++++ Given data ++++
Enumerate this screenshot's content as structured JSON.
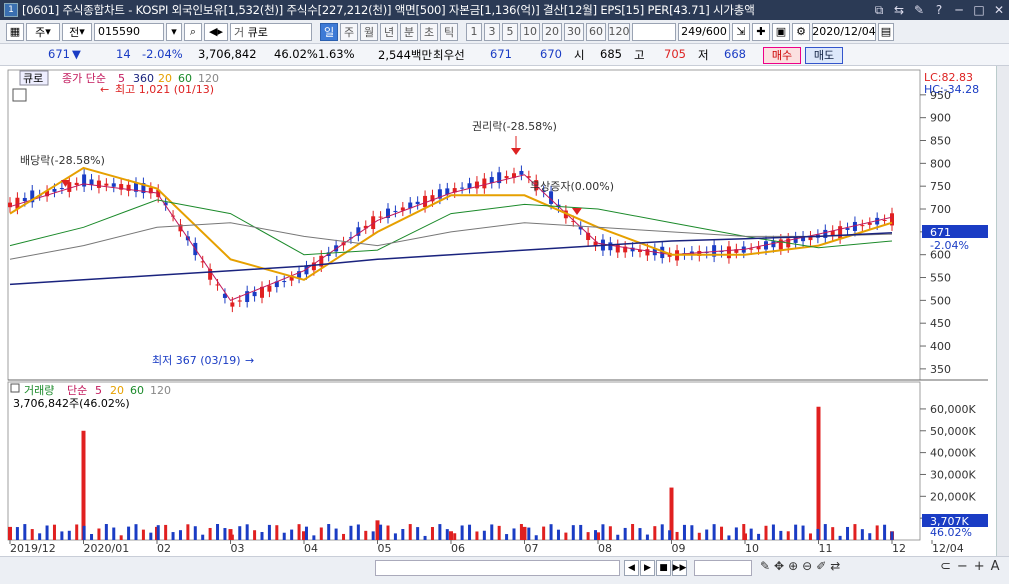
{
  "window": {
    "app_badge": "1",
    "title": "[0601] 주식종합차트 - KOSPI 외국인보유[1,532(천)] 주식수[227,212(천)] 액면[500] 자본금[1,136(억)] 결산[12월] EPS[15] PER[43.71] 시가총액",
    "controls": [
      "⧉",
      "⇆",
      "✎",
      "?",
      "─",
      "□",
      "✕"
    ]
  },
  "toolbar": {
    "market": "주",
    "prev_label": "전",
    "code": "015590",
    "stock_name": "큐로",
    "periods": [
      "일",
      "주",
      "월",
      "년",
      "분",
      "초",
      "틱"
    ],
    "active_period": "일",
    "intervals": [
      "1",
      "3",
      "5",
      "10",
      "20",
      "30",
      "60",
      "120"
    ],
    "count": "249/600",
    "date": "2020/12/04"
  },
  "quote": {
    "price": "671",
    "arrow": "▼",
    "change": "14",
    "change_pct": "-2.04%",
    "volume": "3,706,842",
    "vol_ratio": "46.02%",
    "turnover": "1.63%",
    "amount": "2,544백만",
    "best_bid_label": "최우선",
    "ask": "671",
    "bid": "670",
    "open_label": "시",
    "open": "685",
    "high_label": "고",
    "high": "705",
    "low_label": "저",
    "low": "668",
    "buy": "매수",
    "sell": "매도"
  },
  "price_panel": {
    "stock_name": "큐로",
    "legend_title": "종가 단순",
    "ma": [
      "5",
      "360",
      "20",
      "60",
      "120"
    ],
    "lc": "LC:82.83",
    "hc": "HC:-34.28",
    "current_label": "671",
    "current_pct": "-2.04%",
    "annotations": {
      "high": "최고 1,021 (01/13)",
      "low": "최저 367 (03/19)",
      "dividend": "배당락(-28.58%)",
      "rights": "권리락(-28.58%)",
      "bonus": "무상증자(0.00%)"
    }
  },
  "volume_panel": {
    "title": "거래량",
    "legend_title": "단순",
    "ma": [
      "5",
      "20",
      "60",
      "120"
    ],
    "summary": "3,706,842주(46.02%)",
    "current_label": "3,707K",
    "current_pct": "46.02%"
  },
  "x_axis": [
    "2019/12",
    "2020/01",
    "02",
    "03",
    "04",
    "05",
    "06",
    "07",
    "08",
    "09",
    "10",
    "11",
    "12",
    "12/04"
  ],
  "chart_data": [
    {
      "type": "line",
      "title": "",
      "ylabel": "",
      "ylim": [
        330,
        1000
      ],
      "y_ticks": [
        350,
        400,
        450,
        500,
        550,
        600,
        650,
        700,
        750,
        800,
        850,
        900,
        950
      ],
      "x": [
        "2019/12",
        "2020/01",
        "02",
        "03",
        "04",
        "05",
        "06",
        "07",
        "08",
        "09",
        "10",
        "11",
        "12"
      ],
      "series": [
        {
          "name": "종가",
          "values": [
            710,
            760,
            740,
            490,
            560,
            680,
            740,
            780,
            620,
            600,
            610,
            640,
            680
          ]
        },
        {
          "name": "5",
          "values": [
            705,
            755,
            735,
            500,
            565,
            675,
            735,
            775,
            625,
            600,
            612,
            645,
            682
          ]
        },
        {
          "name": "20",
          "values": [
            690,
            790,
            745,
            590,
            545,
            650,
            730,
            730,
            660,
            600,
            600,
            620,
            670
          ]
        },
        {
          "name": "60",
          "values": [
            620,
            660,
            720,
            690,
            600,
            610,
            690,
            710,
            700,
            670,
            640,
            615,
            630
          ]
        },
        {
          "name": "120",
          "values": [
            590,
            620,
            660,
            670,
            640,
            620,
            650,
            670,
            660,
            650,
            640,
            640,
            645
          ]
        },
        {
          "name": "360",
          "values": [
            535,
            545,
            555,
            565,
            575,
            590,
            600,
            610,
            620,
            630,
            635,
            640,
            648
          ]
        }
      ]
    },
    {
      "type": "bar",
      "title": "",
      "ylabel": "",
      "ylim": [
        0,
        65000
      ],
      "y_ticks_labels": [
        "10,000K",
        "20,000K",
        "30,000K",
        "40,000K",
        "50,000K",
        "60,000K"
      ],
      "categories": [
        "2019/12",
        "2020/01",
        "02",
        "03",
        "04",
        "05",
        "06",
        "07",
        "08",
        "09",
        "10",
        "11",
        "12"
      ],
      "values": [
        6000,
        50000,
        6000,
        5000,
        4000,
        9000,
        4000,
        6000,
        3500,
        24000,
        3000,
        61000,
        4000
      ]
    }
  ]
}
++++
++++ Given data ++++
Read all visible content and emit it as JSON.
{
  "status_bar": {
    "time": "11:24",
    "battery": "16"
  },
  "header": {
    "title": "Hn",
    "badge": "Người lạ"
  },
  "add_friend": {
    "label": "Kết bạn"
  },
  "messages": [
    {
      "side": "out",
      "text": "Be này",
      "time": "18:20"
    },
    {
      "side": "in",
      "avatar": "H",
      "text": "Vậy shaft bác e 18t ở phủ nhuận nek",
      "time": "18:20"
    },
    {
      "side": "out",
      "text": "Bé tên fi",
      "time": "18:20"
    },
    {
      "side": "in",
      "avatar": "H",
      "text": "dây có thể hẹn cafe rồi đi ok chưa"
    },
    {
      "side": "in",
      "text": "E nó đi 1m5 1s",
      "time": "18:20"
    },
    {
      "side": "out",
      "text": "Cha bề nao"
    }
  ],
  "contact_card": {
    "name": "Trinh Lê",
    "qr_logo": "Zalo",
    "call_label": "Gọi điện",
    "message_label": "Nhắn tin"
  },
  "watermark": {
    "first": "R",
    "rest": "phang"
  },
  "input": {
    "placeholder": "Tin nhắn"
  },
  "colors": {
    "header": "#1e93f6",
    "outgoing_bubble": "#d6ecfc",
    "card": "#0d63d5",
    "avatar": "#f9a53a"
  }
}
++++
++++ Given data ++++
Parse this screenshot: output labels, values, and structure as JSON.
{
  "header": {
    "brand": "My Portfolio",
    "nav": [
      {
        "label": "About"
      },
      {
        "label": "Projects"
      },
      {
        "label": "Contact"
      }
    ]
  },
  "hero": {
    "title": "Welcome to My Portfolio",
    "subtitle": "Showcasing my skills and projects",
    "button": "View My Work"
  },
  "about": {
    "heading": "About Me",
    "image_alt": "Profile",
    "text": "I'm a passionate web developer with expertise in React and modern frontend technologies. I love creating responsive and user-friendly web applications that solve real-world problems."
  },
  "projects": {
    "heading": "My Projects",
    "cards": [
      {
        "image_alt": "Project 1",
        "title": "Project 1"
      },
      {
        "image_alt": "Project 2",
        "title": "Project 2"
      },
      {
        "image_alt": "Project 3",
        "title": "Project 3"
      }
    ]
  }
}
++++
Provide the number of lines in the data above that contain the string "screenshot", and nothing else.

- _Solution for this task_:
2